#### SHORT PROBLEM
Output the records exactly. Include every line.

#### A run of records
* Begin *

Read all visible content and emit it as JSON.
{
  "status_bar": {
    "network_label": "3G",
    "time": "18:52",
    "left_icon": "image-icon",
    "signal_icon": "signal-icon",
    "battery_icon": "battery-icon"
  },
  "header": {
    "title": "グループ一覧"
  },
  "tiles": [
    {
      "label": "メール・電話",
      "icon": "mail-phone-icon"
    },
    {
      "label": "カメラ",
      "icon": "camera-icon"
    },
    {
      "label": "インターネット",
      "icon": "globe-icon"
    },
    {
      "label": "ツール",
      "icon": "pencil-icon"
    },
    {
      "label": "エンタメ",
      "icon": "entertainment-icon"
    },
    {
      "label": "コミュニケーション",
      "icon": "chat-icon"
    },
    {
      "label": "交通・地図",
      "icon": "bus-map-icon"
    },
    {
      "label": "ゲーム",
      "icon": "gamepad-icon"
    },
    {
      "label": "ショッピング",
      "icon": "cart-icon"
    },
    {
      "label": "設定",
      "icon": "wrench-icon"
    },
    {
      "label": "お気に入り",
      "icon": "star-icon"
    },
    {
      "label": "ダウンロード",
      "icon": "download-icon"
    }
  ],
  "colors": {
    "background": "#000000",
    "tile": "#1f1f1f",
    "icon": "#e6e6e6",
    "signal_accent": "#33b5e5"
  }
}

* End *

#### ANSWER TO THE PROBLEM
Read all visible content and emit it as JSON.
{
  "status_bar": {
    "network_label": "3G",
    "time": "18:52",
    "left_icon": "image-icon",
    "signal_icon": "signal-icon",
    "battery_icon": "battery-icon"
  },
  "header": {
    "title": "グループ一覧"
  },
  "tiles": [
    {
      "label": "メール・電話",
      "icon": "mail-phone-icon"
    },
    {
      "label": "カメラ",
      "icon": "camera-icon"
    },
    {
      "label": "インターネット",
      "icon": "globe-icon"
    },
    {
      "label": "ツール",
      "icon": "pencil-icon"
    },
    {
      "label": "エンタメ",
      "icon": "entertainment-icon"
    },
    {
      "label": "コミュニケーション",
      "icon": "chat-icon"
    },
    {
      "label": "交通・地図",
      "icon": "bus-map-icon"
    },
    {
      "label": "ゲーム",
      "icon": "gamepad-icon"
    },
    {
      "label": "ショッピング",
      "icon": "cart-icon"
    },
    {
      "label": "設定",
      "icon": "wrench-icon"
    },
    {
      "label": "お気に入り",
      "icon": "star-icon"
    },
    {
      "label": "ダウンロード",
      "icon": "download-icon"
    }
  ],
  "colors": {
    "background": "#000000",
    "tile": "#1f1f1f",
    "icon": "#e6e6e6",
    "signal_accent": "#33b5e5"
  }
}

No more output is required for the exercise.